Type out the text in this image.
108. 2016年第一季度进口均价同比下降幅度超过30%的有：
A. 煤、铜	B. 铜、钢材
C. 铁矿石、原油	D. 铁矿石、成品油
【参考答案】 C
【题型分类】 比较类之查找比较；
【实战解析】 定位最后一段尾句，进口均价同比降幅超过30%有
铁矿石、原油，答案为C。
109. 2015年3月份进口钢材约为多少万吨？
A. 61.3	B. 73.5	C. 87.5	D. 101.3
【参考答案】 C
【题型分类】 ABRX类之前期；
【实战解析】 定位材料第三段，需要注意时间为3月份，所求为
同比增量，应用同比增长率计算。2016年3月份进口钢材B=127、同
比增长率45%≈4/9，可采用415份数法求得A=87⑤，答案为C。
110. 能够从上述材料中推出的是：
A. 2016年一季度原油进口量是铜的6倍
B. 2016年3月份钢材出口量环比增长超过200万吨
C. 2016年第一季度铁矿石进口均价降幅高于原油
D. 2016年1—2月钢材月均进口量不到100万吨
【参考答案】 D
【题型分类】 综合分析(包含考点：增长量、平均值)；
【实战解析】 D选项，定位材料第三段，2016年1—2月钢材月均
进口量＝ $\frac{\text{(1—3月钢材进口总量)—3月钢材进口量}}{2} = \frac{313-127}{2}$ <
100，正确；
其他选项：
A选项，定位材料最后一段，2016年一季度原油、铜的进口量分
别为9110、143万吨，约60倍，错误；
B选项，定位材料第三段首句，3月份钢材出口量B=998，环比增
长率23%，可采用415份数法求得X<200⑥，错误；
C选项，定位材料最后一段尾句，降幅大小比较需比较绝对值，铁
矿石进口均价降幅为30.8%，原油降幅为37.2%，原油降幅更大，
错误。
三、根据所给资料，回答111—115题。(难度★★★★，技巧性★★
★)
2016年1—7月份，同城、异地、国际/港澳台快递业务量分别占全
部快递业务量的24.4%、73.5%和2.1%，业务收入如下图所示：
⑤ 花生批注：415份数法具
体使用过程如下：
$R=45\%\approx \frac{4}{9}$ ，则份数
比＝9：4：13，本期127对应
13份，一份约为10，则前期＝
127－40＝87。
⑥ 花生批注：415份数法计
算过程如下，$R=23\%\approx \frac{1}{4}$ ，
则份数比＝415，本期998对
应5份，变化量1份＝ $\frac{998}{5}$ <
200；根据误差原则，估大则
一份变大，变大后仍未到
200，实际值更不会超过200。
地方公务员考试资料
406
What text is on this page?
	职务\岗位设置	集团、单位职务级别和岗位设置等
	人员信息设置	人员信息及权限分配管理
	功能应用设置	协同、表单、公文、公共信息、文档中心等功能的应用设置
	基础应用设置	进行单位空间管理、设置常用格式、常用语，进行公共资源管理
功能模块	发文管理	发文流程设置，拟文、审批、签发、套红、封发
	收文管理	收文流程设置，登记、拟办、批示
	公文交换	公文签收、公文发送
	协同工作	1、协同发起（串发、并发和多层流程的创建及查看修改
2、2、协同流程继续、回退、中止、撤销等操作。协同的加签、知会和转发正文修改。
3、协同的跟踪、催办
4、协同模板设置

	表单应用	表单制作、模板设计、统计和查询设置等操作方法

WORK TO COMPLETE: Write out all records exactly, keeping every detail.

RESPONSE TO THE EXERCISE:
Type out the text in this image.
108. 2016年第一季度进口均价同比下降幅度超过30%的有：
A. 煤、铜	B. 铜、钢材
C. 铁矿石、原油	D. 铁矿石、成品油
【参考答案】 C
【题型分类】 比较类之查找比较；
【实战解析】 定位最后一段尾句，进口均价同比降幅超过30%有
铁矿石、原油，答案为C。
109. 2015年3月份进口钢材约为多少万吨？
A. 61.3	B. 73.5	C. 87.5	D. 101.3
【参考答案】 C
【题型分类】 ABRX类之前期；
【实战解析】 定位材料第三段，需要注意时间为3月份，所求为
同比增量，应用同比增长率计算。2016年3月份进口钢材B=127、同
比增长率45%≈4/9，可采用415份数法求得A=87⑤，答案为C。
110. 能够从上述材料中推出的是：
A. 2016年一季度原油进口量是铜的6倍
B. 2016年3月份钢材出口量环比增长超过200万吨
C. 2016年第一季度铁矿石进口均价降幅高于原油
D. 2016年1—2月钢材月均进口量不到100万吨
【参考答案】 D
【题型分类】 综合分析(包含考点：增长量、平均值)；
【实战解析】 D选项，定位材料第三段，2016年1—2月钢材月均
进口量＝ $\frac{\text{(1—3月钢材进口总量)—3月钢材进口量}}{2} = \frac{313-127}{2}$ <
100，正确；
其他选项：
A选项，定位材料最后一段，2016年一季度原油、铜的进口量分
别为9110、143万吨，约60倍，错误；
B选项，定位材料第三段首句，3月份钢材出口量B=998，环比增
长率23%，可采用415份数法求得X<200⑥，错误；
C选项，定位材料最后一段尾句，降幅大小比较需比较绝对值，铁
矿石进口均价降幅为30.8%，原油降幅为37.2%，原油降幅更大，
错误。
三、根据所给资料，回答111—115题。(难度★★★★，技巧性★★
★)
2016年1—7月份，同城、异地、国际/港澳台快递业务量分别占全
部快递业务量的24.4%、73.5%和2.1%，业务收入如下图所示：
⑤ 花生批注：415份数法具
体使用过程如下：
$R=45\%\approx \frac{4}{9}$ ，则份数
比＝9：4：13，本期127对应
13份，一份约为10，则前期＝
127－40＝87。
⑥ 花生批注：415份数法计
算过程如下，$R=23\%\approx \frac{1}{4}$ ，
则份数比＝415，本期998对
应5份，变化量1份＝ $\frac{998}{5}$ <
200；根据误差原则，估大则
一份变大，变大后仍未到
200，实际值更不会超过200。
地方公务员考试资料
406
What text is on this page?
	职务\岗位设置	集团、单位职务级别和岗位设置等
	人员信息设置	人员信息及权限分配管理
	功能应用设置	协同、表单、公文、公共信息、文档中心等功能的应用设置
	基础应用设置	进行单位空间管理、设置常用格式、常用语，进行公共资源管理
功能模块	发文管理	发文流程设置，拟文、审批、签发、套红、封发
	收文管理	收文流程设置，登记、拟办、批示
	公文交换	公文签收、公文发送
	协同工作	1、协同发起（串发、并发和多层流程的创建及查看修改
2、2、协同流程继续、回退、中止、撤销等操作。协同的加签、知会和转发正文修改。
3、协同的跟踪、催办
4、协同模板设置

	表单应用	表单制作、模板设计、统计和查询设置等操作方法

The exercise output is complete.